- _Goal_
In the listing that follows, count each line where the word "text" appears; write nothing but the count.

Stored data entries

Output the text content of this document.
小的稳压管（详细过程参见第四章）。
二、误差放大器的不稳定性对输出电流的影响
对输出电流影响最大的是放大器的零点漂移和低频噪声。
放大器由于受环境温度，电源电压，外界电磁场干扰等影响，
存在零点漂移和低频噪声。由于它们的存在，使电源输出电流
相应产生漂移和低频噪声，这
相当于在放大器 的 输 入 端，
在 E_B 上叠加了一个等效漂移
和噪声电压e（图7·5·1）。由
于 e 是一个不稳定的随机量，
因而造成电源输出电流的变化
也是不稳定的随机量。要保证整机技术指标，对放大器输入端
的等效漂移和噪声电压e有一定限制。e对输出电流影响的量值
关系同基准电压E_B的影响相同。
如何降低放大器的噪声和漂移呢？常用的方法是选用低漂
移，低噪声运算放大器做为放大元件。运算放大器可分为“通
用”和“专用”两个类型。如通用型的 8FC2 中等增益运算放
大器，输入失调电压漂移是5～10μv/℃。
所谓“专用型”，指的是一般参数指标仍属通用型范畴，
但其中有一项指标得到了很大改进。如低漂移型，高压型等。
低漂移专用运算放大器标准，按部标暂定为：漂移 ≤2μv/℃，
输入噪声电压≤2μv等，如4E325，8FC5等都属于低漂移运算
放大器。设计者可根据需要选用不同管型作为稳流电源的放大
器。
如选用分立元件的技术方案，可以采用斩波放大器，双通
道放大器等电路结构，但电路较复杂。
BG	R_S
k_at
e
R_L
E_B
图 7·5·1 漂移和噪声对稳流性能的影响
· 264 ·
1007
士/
--
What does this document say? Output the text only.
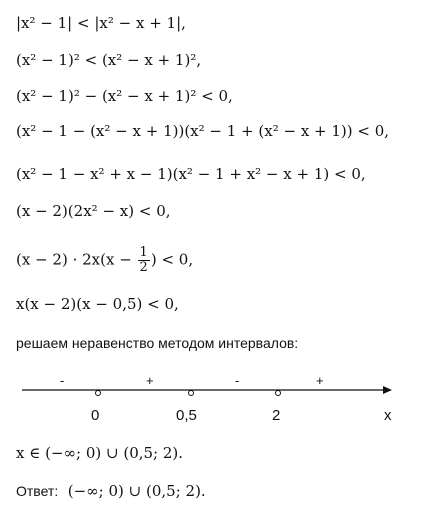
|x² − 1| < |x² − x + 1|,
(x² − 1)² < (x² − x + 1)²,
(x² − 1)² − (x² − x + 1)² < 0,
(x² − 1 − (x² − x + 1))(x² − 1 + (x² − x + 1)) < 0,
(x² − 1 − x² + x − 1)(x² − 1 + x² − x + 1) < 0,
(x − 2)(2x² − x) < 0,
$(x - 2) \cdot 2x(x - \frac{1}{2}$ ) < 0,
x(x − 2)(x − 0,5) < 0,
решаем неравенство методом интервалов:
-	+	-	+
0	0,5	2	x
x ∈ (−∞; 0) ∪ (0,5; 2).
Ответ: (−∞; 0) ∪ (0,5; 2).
* * *
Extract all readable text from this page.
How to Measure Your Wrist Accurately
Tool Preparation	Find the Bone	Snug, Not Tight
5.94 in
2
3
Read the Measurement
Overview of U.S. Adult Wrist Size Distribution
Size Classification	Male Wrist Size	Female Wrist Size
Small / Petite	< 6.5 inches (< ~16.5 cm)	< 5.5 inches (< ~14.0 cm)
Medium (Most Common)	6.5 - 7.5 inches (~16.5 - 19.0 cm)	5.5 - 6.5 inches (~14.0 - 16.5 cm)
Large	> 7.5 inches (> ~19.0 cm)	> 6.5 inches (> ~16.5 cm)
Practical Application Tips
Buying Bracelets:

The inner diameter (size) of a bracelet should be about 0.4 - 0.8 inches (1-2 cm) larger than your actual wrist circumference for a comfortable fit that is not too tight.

- _Output_
3